Set exercise: Return all lines in the material below that contain "incurred".

— begin Records for this exercise —

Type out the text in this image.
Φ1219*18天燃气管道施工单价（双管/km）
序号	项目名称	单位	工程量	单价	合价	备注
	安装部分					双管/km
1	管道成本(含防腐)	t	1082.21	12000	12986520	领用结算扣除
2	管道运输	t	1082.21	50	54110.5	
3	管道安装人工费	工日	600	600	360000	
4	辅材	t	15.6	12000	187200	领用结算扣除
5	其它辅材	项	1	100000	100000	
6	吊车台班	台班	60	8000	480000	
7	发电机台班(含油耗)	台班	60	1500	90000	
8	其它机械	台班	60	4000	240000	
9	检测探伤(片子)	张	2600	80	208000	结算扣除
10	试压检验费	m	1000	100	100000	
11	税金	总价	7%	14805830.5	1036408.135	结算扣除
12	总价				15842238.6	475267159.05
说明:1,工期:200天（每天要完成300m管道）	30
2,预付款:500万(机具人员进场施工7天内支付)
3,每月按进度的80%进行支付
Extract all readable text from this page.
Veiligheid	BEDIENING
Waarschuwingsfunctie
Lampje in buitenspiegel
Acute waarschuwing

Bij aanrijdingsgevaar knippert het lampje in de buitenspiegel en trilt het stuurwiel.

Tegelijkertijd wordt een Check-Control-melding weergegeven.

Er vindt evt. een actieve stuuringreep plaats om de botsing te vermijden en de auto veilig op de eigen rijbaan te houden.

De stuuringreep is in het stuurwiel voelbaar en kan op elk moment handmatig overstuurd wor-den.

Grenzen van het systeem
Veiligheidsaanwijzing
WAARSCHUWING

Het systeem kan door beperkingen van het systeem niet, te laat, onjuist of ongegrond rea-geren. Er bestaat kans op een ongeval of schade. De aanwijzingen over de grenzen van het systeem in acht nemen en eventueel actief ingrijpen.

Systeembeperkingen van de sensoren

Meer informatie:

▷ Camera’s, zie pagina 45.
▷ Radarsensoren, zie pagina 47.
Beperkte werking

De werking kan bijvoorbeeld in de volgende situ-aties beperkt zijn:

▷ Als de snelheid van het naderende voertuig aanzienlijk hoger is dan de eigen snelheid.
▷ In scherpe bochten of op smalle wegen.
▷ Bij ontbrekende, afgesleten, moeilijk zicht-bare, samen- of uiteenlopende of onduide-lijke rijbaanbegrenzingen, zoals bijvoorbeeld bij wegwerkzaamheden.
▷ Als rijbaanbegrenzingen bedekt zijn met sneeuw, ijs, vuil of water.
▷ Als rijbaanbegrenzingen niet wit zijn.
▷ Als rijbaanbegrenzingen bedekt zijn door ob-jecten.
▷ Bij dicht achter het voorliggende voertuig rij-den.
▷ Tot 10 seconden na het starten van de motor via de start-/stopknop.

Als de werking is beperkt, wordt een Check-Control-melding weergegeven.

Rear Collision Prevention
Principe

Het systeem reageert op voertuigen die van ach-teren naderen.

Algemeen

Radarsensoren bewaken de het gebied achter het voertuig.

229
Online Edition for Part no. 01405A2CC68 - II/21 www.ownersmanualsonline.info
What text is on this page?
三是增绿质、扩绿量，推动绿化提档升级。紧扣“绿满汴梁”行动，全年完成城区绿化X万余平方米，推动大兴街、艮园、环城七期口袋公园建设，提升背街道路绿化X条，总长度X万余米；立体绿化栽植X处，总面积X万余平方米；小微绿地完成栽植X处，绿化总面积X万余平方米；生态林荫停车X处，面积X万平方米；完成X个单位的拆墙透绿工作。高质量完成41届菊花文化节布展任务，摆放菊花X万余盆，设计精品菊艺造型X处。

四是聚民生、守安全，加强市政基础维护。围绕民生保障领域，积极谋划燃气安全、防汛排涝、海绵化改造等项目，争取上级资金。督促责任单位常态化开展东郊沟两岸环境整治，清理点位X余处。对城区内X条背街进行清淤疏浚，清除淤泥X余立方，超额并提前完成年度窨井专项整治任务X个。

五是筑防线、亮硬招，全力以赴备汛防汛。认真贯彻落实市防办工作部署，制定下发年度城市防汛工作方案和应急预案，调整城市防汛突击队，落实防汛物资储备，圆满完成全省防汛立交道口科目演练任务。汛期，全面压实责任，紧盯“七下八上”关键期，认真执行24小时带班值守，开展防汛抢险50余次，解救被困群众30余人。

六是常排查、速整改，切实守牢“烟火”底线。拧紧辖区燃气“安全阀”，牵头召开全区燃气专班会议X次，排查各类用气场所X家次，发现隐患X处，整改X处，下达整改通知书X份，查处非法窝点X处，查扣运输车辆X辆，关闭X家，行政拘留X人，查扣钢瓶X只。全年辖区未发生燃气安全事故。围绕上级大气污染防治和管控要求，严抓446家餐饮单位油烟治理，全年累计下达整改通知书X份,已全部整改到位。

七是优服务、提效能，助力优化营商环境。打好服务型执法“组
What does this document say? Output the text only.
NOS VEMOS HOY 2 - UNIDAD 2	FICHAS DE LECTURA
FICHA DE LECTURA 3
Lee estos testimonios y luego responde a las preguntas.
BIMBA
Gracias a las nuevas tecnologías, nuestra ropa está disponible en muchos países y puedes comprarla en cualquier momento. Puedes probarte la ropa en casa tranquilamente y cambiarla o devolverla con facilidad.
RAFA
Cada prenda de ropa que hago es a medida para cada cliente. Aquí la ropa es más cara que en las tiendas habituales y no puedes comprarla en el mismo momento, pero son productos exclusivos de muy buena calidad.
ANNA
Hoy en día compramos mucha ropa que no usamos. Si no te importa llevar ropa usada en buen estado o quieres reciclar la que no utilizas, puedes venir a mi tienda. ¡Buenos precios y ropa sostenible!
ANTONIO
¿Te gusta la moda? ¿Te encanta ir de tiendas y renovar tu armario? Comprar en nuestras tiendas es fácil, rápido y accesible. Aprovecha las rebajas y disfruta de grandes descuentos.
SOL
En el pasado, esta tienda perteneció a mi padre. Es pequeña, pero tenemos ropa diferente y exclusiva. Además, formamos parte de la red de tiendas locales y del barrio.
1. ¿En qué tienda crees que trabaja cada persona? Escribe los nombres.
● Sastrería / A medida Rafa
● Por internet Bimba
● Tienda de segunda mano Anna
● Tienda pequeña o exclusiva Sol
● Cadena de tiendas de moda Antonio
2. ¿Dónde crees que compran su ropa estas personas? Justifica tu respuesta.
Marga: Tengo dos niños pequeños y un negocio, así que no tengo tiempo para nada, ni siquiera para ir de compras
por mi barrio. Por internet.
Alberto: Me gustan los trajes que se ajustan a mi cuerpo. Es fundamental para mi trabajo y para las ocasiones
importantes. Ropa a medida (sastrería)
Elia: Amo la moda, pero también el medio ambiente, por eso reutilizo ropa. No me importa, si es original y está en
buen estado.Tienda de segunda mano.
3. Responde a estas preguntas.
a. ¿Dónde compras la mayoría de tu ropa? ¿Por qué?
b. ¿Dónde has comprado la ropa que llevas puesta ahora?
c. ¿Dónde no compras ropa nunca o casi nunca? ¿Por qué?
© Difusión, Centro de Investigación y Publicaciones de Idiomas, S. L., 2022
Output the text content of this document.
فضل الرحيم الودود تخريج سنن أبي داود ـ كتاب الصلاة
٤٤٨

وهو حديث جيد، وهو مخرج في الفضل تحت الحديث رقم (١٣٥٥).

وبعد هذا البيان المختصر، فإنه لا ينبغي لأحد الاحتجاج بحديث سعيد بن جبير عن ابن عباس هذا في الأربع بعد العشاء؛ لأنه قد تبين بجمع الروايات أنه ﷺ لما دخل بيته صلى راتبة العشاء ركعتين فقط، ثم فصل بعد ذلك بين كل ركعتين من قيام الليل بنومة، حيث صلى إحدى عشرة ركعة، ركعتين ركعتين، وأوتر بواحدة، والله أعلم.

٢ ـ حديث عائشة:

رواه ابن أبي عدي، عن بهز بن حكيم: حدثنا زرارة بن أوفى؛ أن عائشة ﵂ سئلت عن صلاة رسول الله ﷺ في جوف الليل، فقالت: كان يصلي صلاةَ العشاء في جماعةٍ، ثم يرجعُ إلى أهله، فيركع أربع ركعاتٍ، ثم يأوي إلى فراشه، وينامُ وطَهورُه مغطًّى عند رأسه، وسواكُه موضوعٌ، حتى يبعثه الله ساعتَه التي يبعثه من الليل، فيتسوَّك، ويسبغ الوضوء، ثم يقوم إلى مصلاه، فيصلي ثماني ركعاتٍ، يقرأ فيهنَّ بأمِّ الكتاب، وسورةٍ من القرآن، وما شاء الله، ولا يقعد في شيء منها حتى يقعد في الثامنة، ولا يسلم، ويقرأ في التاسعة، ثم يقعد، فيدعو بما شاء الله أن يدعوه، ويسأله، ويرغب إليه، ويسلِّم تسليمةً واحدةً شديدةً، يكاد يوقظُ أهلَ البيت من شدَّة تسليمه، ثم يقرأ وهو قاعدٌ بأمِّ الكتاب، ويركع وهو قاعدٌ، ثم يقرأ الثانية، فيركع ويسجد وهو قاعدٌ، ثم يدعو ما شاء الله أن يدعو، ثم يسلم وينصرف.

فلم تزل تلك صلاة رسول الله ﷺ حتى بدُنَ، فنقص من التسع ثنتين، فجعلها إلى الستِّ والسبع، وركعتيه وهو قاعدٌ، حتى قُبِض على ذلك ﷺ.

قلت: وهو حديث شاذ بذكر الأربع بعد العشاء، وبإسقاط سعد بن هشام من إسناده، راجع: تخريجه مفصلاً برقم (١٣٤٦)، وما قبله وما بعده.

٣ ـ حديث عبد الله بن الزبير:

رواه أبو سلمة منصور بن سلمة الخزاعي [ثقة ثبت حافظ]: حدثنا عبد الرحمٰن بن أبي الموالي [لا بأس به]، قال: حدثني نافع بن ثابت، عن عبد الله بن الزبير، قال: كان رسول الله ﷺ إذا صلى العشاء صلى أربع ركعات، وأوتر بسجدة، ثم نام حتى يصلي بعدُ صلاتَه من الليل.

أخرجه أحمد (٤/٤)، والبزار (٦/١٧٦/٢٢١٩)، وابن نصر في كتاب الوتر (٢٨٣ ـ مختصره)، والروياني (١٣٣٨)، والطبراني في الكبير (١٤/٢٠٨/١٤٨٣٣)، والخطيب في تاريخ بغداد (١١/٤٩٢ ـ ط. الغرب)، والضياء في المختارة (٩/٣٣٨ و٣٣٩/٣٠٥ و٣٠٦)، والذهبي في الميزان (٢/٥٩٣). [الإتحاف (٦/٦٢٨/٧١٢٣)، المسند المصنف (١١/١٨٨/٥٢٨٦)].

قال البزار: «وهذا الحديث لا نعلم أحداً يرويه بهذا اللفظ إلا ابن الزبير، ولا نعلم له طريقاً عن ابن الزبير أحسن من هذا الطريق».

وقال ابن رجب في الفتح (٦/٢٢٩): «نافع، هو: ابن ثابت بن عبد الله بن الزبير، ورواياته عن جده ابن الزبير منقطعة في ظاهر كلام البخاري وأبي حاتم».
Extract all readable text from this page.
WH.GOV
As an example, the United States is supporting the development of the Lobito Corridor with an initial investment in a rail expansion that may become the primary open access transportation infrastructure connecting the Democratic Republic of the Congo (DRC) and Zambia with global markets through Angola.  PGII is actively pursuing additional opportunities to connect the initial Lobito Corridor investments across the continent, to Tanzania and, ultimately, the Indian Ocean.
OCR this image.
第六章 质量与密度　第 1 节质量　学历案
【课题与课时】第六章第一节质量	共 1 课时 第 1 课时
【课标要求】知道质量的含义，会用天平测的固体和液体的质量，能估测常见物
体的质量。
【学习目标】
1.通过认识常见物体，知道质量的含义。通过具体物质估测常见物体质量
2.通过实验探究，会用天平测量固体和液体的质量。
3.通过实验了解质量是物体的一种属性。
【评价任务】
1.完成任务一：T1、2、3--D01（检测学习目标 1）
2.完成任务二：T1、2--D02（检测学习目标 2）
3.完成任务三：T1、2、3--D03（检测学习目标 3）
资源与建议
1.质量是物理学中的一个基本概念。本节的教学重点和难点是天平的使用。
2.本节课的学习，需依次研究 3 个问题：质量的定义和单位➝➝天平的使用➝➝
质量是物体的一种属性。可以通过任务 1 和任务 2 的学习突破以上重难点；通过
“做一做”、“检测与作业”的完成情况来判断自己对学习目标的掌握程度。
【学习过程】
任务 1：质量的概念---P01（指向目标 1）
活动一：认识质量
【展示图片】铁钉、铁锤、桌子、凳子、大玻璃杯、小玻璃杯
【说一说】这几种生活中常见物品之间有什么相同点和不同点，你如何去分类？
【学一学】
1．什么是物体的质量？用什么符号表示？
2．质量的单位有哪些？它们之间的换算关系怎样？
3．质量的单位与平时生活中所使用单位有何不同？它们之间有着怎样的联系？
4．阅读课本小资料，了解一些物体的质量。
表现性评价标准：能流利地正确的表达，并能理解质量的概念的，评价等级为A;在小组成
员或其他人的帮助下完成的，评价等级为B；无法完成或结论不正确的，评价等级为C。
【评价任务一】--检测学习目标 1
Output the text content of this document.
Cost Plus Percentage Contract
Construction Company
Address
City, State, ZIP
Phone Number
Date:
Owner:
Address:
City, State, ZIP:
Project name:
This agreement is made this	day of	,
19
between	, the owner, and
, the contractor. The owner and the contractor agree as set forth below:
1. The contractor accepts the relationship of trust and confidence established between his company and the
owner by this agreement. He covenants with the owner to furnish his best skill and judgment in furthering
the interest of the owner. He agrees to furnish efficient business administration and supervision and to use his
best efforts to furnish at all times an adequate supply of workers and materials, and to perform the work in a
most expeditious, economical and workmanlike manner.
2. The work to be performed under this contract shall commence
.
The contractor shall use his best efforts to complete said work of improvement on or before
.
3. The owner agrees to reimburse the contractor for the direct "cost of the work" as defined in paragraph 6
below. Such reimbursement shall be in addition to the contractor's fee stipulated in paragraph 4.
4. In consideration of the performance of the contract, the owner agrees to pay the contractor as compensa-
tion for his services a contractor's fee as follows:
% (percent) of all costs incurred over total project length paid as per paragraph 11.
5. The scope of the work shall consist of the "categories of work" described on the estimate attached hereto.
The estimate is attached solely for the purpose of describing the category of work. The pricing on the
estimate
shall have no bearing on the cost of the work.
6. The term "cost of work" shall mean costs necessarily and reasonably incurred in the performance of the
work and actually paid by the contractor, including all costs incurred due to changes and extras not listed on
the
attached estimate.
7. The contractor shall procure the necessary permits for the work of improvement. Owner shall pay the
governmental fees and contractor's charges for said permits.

— end Records for this exercise —

Exercise solution:
% (percent) of all costs incurred over total project length paid as per paragraph 11.
6. The term "cost of work" shall mean costs necessarily and reasonably incurred in the performance of the
work and actually paid by the contractor, including all costs incurred due to changes and extras not listed on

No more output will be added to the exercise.